━━━━━ Entries provided

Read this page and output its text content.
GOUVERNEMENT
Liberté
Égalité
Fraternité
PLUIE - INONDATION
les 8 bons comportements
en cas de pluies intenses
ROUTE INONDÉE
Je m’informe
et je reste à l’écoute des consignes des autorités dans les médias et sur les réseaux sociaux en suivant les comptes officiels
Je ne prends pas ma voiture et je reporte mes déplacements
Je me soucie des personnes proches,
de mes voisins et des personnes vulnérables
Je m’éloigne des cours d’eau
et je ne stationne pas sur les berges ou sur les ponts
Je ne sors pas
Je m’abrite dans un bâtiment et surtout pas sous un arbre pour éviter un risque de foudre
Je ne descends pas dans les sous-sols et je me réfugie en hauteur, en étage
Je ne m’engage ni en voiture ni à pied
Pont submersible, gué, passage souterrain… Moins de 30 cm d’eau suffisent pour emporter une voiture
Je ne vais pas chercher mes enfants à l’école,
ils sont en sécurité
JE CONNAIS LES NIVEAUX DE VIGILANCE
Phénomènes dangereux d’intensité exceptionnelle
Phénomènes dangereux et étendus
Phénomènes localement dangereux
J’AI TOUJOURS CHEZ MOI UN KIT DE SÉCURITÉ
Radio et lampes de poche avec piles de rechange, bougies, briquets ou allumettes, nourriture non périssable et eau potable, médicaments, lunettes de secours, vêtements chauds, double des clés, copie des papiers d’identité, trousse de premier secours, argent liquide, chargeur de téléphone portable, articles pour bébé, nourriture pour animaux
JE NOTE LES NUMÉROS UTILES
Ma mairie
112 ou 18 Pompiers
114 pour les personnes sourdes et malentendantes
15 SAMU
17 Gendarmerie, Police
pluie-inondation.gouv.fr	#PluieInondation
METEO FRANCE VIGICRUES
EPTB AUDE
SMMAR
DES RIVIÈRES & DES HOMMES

━━━━━━━━━━
━━━━━ Entries provided

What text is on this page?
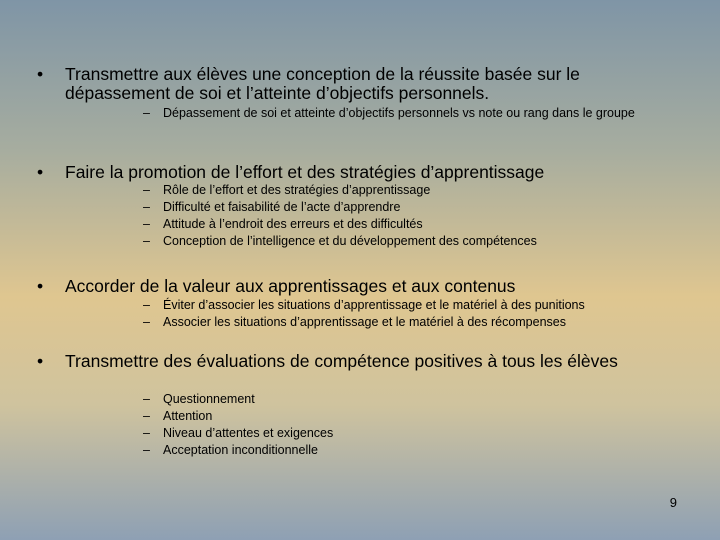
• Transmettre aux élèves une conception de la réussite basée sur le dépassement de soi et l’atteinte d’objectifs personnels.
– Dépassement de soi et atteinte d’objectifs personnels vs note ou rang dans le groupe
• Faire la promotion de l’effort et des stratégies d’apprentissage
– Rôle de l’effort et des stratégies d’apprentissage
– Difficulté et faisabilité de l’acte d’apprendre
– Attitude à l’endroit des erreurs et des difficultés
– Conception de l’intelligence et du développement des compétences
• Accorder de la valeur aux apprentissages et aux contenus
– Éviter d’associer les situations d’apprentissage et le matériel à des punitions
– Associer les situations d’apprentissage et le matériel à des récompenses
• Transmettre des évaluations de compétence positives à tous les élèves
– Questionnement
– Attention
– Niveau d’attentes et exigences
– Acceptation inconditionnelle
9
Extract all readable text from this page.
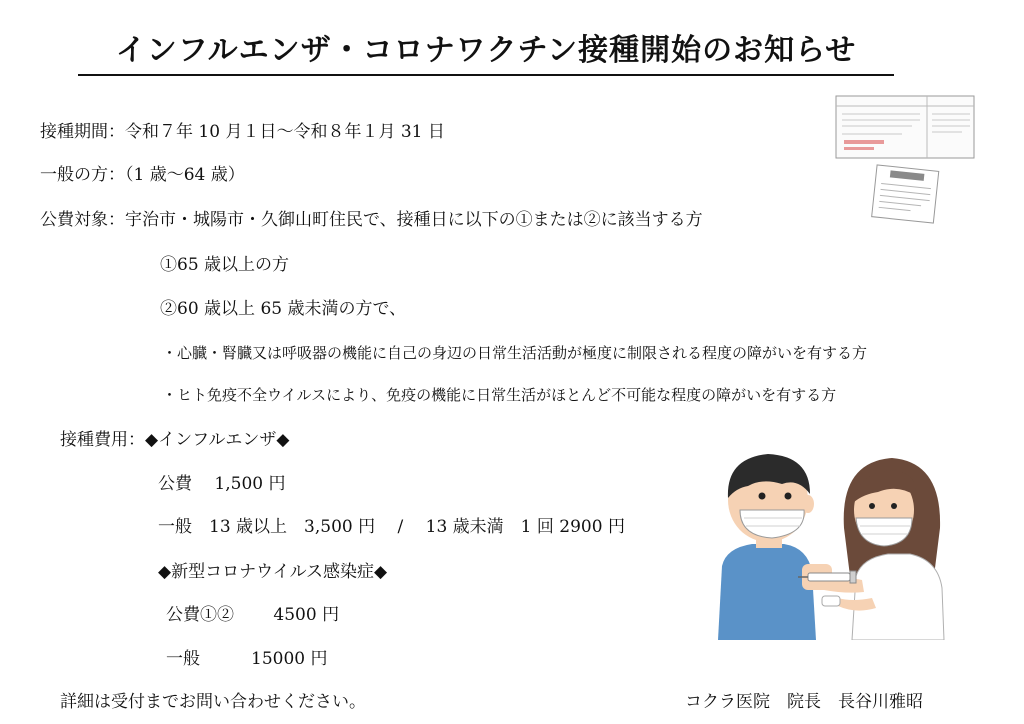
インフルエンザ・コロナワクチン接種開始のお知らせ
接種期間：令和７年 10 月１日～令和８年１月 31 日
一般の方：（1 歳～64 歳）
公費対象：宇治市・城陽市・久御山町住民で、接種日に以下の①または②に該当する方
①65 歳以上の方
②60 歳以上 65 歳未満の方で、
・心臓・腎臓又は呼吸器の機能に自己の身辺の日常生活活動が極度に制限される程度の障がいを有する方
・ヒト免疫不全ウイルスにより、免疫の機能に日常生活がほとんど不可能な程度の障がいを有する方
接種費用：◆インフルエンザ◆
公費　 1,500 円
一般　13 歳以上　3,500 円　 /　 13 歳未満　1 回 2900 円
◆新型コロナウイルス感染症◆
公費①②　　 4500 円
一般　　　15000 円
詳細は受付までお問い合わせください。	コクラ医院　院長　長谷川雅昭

━━━━━━━━━━

→ **Requirement**:
Across all the entries, count the lines that contain the word "インフルエンザ" and give the number by itself.

→ **Result**:
2